INFORMATION PROVIDED
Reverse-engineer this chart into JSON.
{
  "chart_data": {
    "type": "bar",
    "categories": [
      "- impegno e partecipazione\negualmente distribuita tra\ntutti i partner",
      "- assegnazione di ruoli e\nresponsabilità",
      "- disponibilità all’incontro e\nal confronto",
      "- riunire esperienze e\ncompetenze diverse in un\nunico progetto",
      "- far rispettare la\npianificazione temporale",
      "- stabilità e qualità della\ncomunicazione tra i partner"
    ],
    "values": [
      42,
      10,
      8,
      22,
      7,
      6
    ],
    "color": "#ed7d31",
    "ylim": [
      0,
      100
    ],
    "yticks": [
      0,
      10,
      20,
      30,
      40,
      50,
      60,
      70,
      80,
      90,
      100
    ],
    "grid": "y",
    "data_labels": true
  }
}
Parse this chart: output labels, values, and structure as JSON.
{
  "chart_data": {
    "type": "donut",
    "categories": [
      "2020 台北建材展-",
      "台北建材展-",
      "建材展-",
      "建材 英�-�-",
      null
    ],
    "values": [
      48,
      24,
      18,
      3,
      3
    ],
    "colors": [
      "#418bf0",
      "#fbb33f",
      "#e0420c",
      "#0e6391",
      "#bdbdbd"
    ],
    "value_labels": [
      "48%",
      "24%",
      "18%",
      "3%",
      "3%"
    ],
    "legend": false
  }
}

DIRECTIONS FOR THIS TASK
Every line of the material must be returned exactly as it appears.

COMPLETE OUTPUT
Reverse-engineer this chart into JSON.
{
  "chart_data": {
    "type": "bar",
    "categories": [
      "- impegno e partecipazione\negualmente distribuita tra\ntutti i partner",
      "- assegnazione di ruoli e\nresponsabilità",
      "- disponibilità all’incontro e\nal confronto",
      "- riunire esperienze e\ncompetenze diverse in un\nunico progetto",
      "- far rispettare la\npianificazione temporale",
      "- stabilità e qualità della\ncomunicazione tra i partner"
    ],
    "values": [
      42,
      10,
      8,
      22,
      7,
      6
    ],
    "color": "#ed7d31",
    "ylim": [
      0,
      100
    ],
    "yticks": [
      0,
      10,
      20,
      30,
      40,
      50,
      60,
      70,
      80,
      90,
      100
    ],
    "grid": "y",
    "data_labels": true
  }
}
Parse this chart: output labels, values, and structure as JSON.
{
  "chart_data": {
    "type": "donut",
    "categories": [
      "2020 台北建材展-",
      "台北建材展-",
      "建材展-",
      "建材 英�-�-",
      null
    ],
    "values": [
      48,
      24,
      18,
      3,
      3
    ],
    "colors": [
      "#418bf0",
      "#fbb33f",
      "#e0420c",
      "#0e6391",
      "#bdbdbd"
    ],
    "value_labels": [
      "48%",
      "24%",
      "18%",
      "3%",
      "3%"
    ],
    "legend": false
  }
}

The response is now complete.